::: Input records :::

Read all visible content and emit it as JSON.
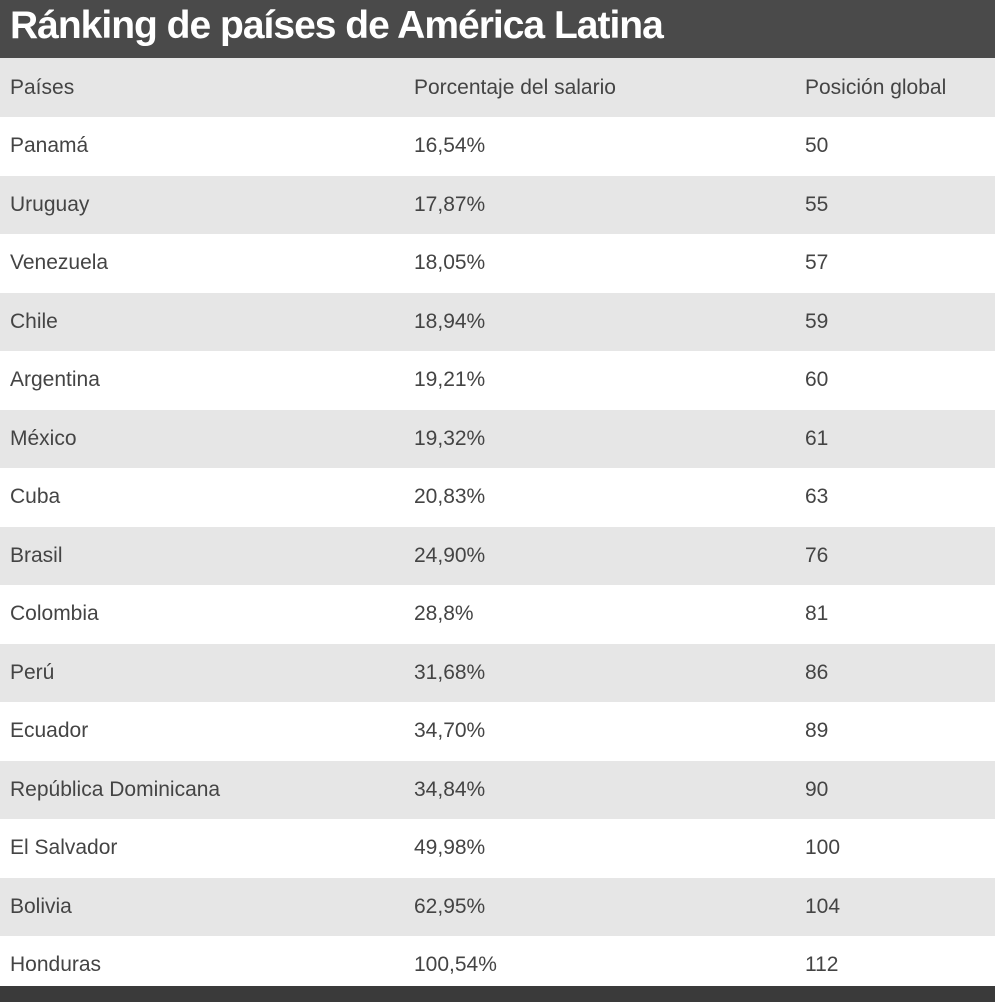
{
  "title": "Ránking de países de América Latina",
  "chart_data": {
    "type": "table",
    "title": "Ránking de países de América Latina",
    "columns": [
      "Países",
      "Porcentaje del salario",
      "Posición global"
    ],
    "rows": [
      [
        "Panamá",
        "16,54%",
        "50"
      ],
      [
        "Uruguay",
        "17,87%",
        "55"
      ],
      [
        "Venezuela",
        "18,05%",
        "57"
      ],
      [
        "Chile",
        "18,94%",
        "59"
      ],
      [
        "Argentina",
        "19,21%",
        "60"
      ],
      [
        "México",
        "19,32%",
        "61"
      ],
      [
        "Cuba",
        "20,83%",
        "63"
      ],
      [
        "Brasil",
        "24,90%",
        "76"
      ],
      [
        "Colombia",
        "28,8%",
        "81"
      ],
      [
        "Perú",
        "31,68%",
        "86"
      ],
      [
        "Ecuador",
        "34,70%",
        "89"
      ],
      [
        "República Dominicana",
        "34,84%",
        "90"
      ],
      [
        "El Salvador",
        "49,98%",
        "100"
      ],
      [
        "Bolivia",
        "62,95%",
        "104"
      ],
      [
        "Honduras",
        "100,54%",
        "112"
      ]
    ]
  },
  "colors": {
    "title_bar": "#4a4a4a",
    "stripe": "#e6e6e6",
    "text": "#444444"
  }
}
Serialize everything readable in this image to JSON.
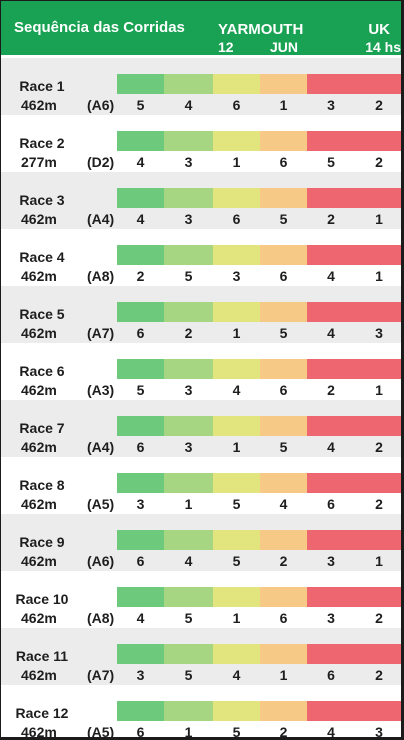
{
  "header": {
    "title": "Sequência das Corridas",
    "venue": "YARMOUTH",
    "day": "12",
    "month": "JUN",
    "country": "UK",
    "time": "14 hs"
  },
  "colors": {
    "header_bg": "#19a253",
    "rank_colors": [
      "#6dc97b",
      "#a6d682",
      "#e2e47e",
      "#f7c986",
      "#ed6670",
      "#ed6670"
    ]
  },
  "races": [
    {
      "name": "Race 1",
      "distance": "462m",
      "grade": "(A6)",
      "traps": [
        "5",
        "4",
        "6",
        "1",
        "3",
        "2"
      ]
    },
    {
      "name": "Race 2",
      "distance": "277m",
      "grade": "(D2)",
      "traps": [
        "4",
        "3",
        "1",
        "6",
        "5",
        "2"
      ]
    },
    {
      "name": "Race 3",
      "distance": "462m",
      "grade": "(A4)",
      "traps": [
        "4",
        "3",
        "6",
        "5",
        "2",
        "1"
      ]
    },
    {
      "name": "Race 4",
      "distance": "462m",
      "grade": "(A8)",
      "traps": [
        "2",
        "5",
        "3",
        "6",
        "4",
        "1"
      ]
    },
    {
      "name": "Race 5",
      "distance": "462m",
      "grade": "(A7)",
      "traps": [
        "6",
        "2",
        "1",
        "5",
        "4",
        "3"
      ]
    },
    {
      "name": "Race 6",
      "distance": "462m",
      "grade": "(A3)",
      "traps": [
        "5",
        "3",
        "4",
        "6",
        "2",
        "1"
      ]
    },
    {
      "name": "Race 7",
      "distance": "462m",
      "grade": "(A4)",
      "traps": [
        "6",
        "3",
        "1",
        "5",
        "4",
        "2"
      ]
    },
    {
      "name": "Race 8",
      "distance": "462m",
      "grade": "(A5)",
      "traps": [
        "3",
        "1",
        "5",
        "4",
        "6",
        "2"
      ]
    },
    {
      "name": "Race 9",
      "distance": "462m",
      "grade": "(A6)",
      "traps": [
        "6",
        "4",
        "5",
        "2",
        "3",
        "1"
      ]
    },
    {
      "name": "Race 10",
      "distance": "462m",
      "grade": "(A8)",
      "traps": [
        "4",
        "5",
        "1",
        "6",
        "3",
        "2"
      ]
    },
    {
      "name": "Race 11",
      "distance": "462m",
      "grade": "(A7)",
      "traps": [
        "3",
        "5",
        "4",
        "1",
        "6",
        "2"
      ]
    },
    {
      "name": "Race 12",
      "distance": "462m",
      "grade": "(A5)",
      "traps": [
        "6",
        "1",
        "5",
        "2",
        "4",
        "3"
      ]
    }
  ]
}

:::

Exercise description: Scan the data above; copy every line where "Latina" appears.

Response for this exercise:
  "title": "Ránking de países de América Latina",
    "title": "Ránking de países de América Latina",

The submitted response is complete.